▸ **PROBLEM DETAILS**: The data must be returned in full and exactly as given.

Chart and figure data
******************************
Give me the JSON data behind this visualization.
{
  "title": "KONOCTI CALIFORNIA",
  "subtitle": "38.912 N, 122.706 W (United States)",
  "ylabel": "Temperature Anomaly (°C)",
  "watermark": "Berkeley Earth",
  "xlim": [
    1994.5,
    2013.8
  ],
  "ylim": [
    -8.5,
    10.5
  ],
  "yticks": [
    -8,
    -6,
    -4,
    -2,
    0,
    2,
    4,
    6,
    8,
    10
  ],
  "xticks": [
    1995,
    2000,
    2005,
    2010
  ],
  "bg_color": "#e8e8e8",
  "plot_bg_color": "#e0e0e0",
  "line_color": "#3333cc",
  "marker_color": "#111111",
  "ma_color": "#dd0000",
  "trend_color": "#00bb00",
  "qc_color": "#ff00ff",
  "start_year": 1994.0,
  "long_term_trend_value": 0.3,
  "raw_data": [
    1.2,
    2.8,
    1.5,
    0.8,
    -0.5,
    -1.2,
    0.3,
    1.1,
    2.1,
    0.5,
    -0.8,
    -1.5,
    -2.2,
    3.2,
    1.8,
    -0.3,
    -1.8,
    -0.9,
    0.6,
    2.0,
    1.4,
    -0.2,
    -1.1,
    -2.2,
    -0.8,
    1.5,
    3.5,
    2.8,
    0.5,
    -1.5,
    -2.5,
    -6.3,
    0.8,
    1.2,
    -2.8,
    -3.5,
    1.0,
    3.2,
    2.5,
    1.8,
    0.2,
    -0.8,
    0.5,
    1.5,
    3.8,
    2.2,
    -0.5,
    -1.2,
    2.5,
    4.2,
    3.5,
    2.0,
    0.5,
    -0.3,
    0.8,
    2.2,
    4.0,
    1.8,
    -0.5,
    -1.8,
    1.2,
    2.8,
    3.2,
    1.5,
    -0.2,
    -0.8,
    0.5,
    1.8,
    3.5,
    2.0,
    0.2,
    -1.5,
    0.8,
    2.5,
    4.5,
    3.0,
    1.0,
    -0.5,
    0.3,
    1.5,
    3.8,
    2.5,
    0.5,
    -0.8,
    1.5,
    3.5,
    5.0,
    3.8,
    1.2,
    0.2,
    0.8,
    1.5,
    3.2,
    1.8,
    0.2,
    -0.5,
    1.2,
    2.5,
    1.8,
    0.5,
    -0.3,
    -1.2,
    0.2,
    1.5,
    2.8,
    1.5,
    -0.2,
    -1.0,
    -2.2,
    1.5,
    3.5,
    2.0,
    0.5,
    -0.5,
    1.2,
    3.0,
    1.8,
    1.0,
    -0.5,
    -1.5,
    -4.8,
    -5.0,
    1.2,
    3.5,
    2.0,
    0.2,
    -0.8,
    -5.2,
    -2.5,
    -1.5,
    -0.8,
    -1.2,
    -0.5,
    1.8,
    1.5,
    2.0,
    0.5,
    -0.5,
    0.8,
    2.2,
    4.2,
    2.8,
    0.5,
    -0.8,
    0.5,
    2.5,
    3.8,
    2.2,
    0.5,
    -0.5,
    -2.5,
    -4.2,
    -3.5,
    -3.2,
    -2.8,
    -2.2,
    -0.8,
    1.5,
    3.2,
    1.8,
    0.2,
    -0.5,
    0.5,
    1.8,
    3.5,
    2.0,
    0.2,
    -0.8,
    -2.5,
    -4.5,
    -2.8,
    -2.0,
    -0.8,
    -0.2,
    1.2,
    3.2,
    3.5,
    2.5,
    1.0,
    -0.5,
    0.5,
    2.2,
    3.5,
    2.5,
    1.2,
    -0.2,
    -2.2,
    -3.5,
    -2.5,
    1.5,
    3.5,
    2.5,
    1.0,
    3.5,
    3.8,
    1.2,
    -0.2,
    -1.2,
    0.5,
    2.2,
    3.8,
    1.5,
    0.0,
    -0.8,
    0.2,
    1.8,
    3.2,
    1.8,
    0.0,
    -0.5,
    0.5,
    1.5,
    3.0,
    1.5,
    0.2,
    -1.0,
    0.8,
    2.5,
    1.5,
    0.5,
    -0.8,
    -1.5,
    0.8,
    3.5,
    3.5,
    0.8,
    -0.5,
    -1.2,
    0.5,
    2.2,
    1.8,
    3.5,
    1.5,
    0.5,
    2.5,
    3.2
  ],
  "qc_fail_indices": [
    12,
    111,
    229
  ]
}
******************************
▸ **WRITTEN SOLUTION**:
Give me the JSON data behind this visualization.
{
  "title": "KONOCTI CALIFORNIA",
  "subtitle": "38.912 N, 122.706 W (United States)",
  "ylabel": "Temperature Anomaly (°C)",
  "watermark": "Berkeley Earth",
  "xlim": [
    1994.5,
    2013.8
  ],
  "ylim": [
    -8.5,
    10.5
  ],
  "yticks": [
    -8,
    -6,
    -4,
    -2,
    0,
    2,
    4,
    6,
    8,
    10
  ],
  "xticks": [
    1995,
    2000,
    2005,
    2010
  ],
  "bg_color": "#e8e8e8",
  "plot_bg_color": "#e0e0e0",
  "line_color": "#3333cc",
  "marker_color": "#111111",
  "ma_color": "#dd0000",
  "trend_color": "#00bb00",
  "qc_color": "#ff00ff",
  "start_year": 1994.0,
  "long_term_trend_value": 0.3,
  "raw_data": [
    1.2,
    2.8,
    1.5,
    0.8,
    -0.5,
    -1.2,
    0.3,
    1.1,
    2.1,
    0.5,
    -0.8,
    -1.5,
    -2.2,
    3.2,
    1.8,
    -0.3,
    -1.8,
    -0.9,
    0.6,
    2.0,
    1.4,
    -0.2,
    -1.1,
    -2.2,
    -0.8,
    1.5,
    3.5,
    2.8,
    0.5,
    -1.5,
    -2.5,
    -6.3,
    0.8,
    1.2,
    -2.8,
    -3.5,
    1.0,
    3.2,
    2.5,
    1.8,
    0.2,
    -0.8,
    0.5,
    1.5,
    3.8,
    2.2,
    -0.5,
    -1.2,
    2.5,
    4.2,
    3.5,
    2.0,
    0.5,
    -0.3,
    0.8,
    2.2,
    4.0,
    1.8,
    -0.5,
    -1.8,
    1.2,
    2.8,
    3.2,
    1.5,
    -0.2,
    -0.8,
    0.5,
    1.8,
    3.5,
    2.0,
    0.2,
    -1.5,
    0.8,
    2.5,
    4.5,
    3.0,
    1.0,
    -0.5,
    0.3,
    1.5,
    3.8,
    2.5,
    0.5,
    -0.8,
    1.5,
    3.5,
    5.0,
    3.8,
    1.2,
    0.2,
    0.8,
    1.5,
    3.2,
    1.8,
    0.2,
    -0.5,
    1.2,
    2.5,
    1.8,
    0.5,
    -0.3,
    -1.2,
    0.2,
    1.5,
    2.8,
    1.5,
    -0.2,
    -1.0,
    -2.2,
    1.5,
    3.5,
    2.0,
    0.5,
    -0.5,
    1.2,
    3.0,
    1.8,
    1.0,
    -0.5,
    -1.5,
    -4.8,
    -5.0,
    1.2,
    3.5,
    2.0,
    0.2,
    -0.8,
    -5.2,
    -2.5,
    -1.5,
    -0.8,
    -1.2,
    -0.5,
    1.8,
    1.5,
    2.0,
    0.5,
    -0.5,
    0.8,
    2.2,
    4.2,
    2.8,
    0.5,
    -0.8,
    0.5,
    2.5,
    3.8,
    2.2,
    0.5,
    -0.5,
    -2.5,
    -4.2,
    -3.5,
    -3.2,
    -2.8,
    -2.2,
    -0.8,
    1.5,
    3.2,
    1.8,
    0.2,
    -0.5,
    0.5,
    1.8,
    3.5,
    2.0,
    0.2,
    -0.8,
    -2.5,
    -4.5,
    -2.8,
    -2.0,
    -0.8,
    -0.2,
    1.2,
    3.2,
    3.5,
    2.5,
    1.0,
    -0.5,
    0.5,
    2.2,
    3.5,
    2.5,
    1.2,
    -0.2,
    -2.2,
    -3.5,
    -2.5,
    1.5,
    3.5,
    2.5,
    1.0,
    3.5,
    3.8,
    1.2,
    -0.2,
    -1.2,
    0.5,
    2.2,
    3.8,
    1.5,
    0.0,
    -0.8,
    0.2,
    1.8,
    3.2,
    1.8,
    0.0,
    -0.5,
    0.5,
    1.5,
    3.0,
    1.5,
    0.2,
    -1.0,
    0.8,
    2.5,
    1.5,
    0.5,
    -0.8,
    -1.5,
    0.8,
    3.5,
    3.5,
    0.8,
    -0.5,
    -1.2,
    0.5,
    2.2,
    1.8,
    3.5,
    1.5,
    0.5,
    2.5,
    3.2
  ],
  "qc_fail_indices": [
    12,
    111,
    229
  ]
}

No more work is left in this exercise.